Your task
Transcribe the lines below verbatim, skipping the images.

[start Data shown]

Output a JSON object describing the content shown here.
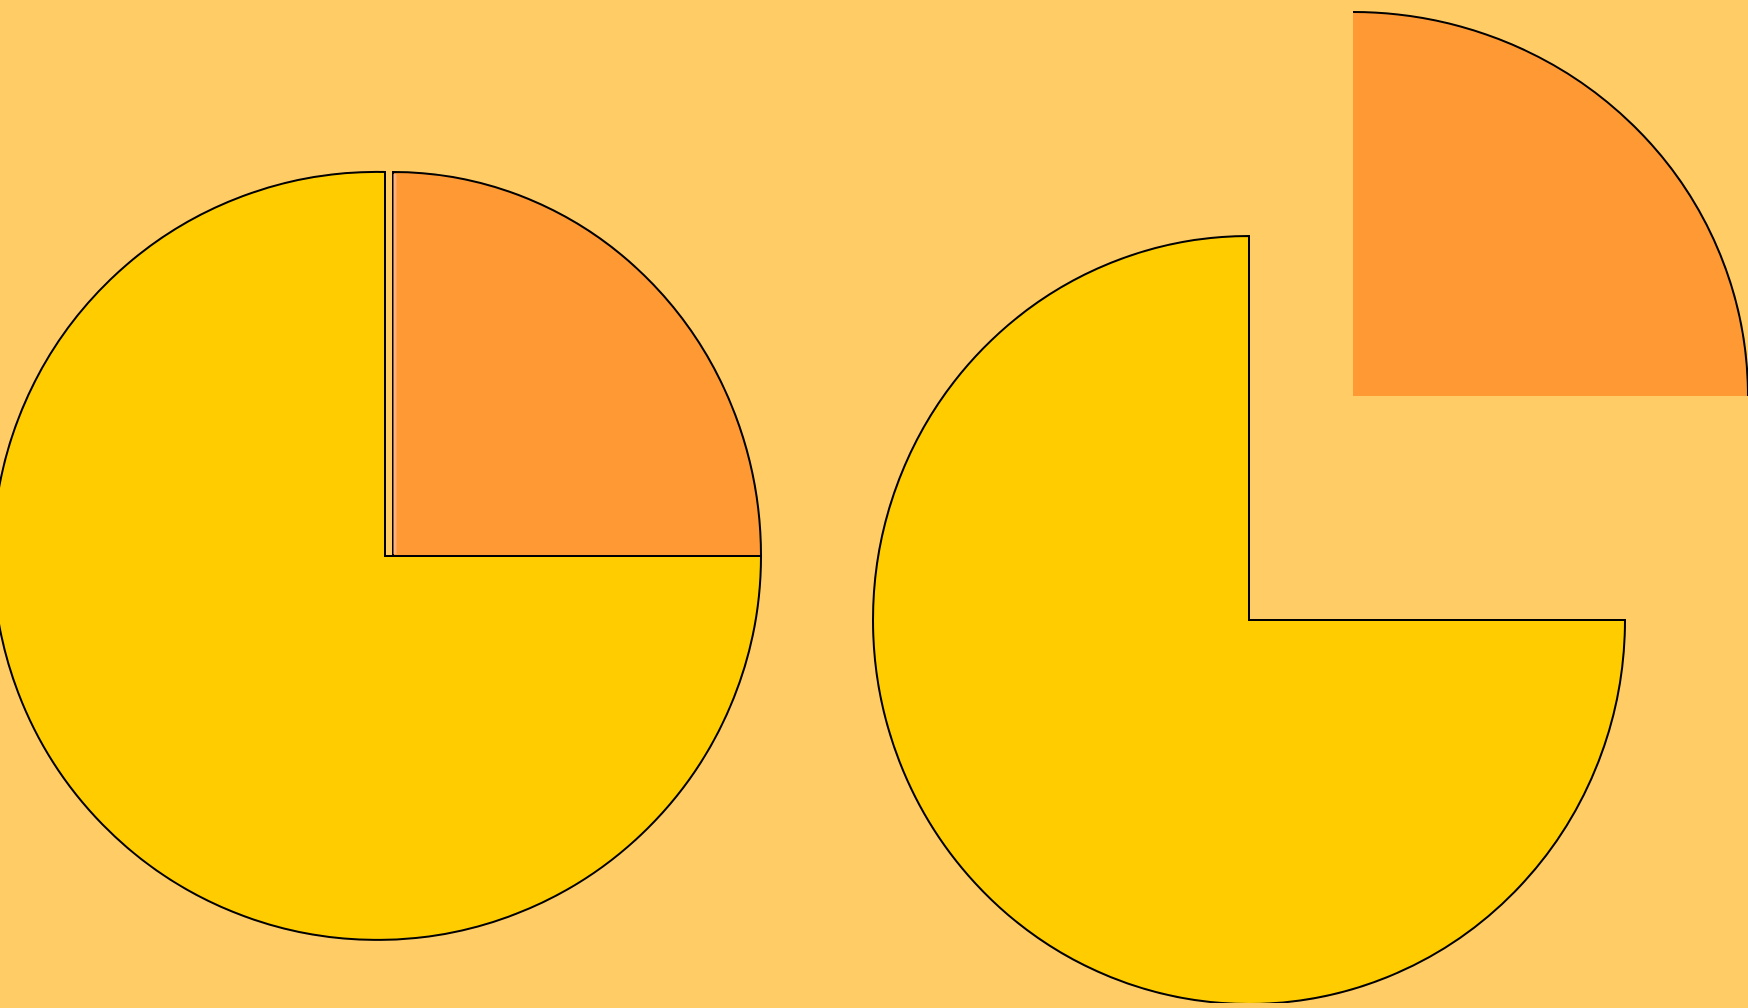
{
  "colors": {
    "background": "#FFCC66",
    "large_segment": "#FFCC00",
    "small_segment": "#FF9933",
    "outline": "#000000",
    "highlight": "#FFB07A"
  },
  "diagrams": [
    {
      "kind": "whole",
      "segments": [
        {
          "fraction": 0.75,
          "color_key": "large_segment"
        },
        {
          "fraction": 0.25,
          "color_key": "small_segment"
        }
      ]
    },
    {
      "kind": "exploded",
      "segments": [
        {
          "fraction": 0.75,
          "color_key": "large_segment"
        },
        {
          "fraction": 0.25,
          "color_key": "small_segment",
          "detached": true
        }
      ]
    }
  ]
}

[end Data shown]

Answer to the task
Output a JSON object describing the content shown here.
{
  "colors": {
    "background": "#FFCC66",
    "large_segment": "#FFCC00",
    "small_segment": "#FF9933",
    "outline": "#000000",
    "highlight": "#FFB07A"
  },
  "diagrams": [
    {
      "kind": "whole",
      "segments": [
        {
          "fraction": 0.75,
          "color_key": "large_segment"
        },
        {
          "fraction": 0.25,
          "color_key": "small_segment"
        }
      ]
    },
    {
      "kind": "exploded",
      "segments": [
        {
          "fraction": 0.75,
          "color_key": "large_segment"
        },
        {
          "fraction": 0.25,
          "color_key": "small_segment",
          "detached": true
        }
      ]
    }
  ]
}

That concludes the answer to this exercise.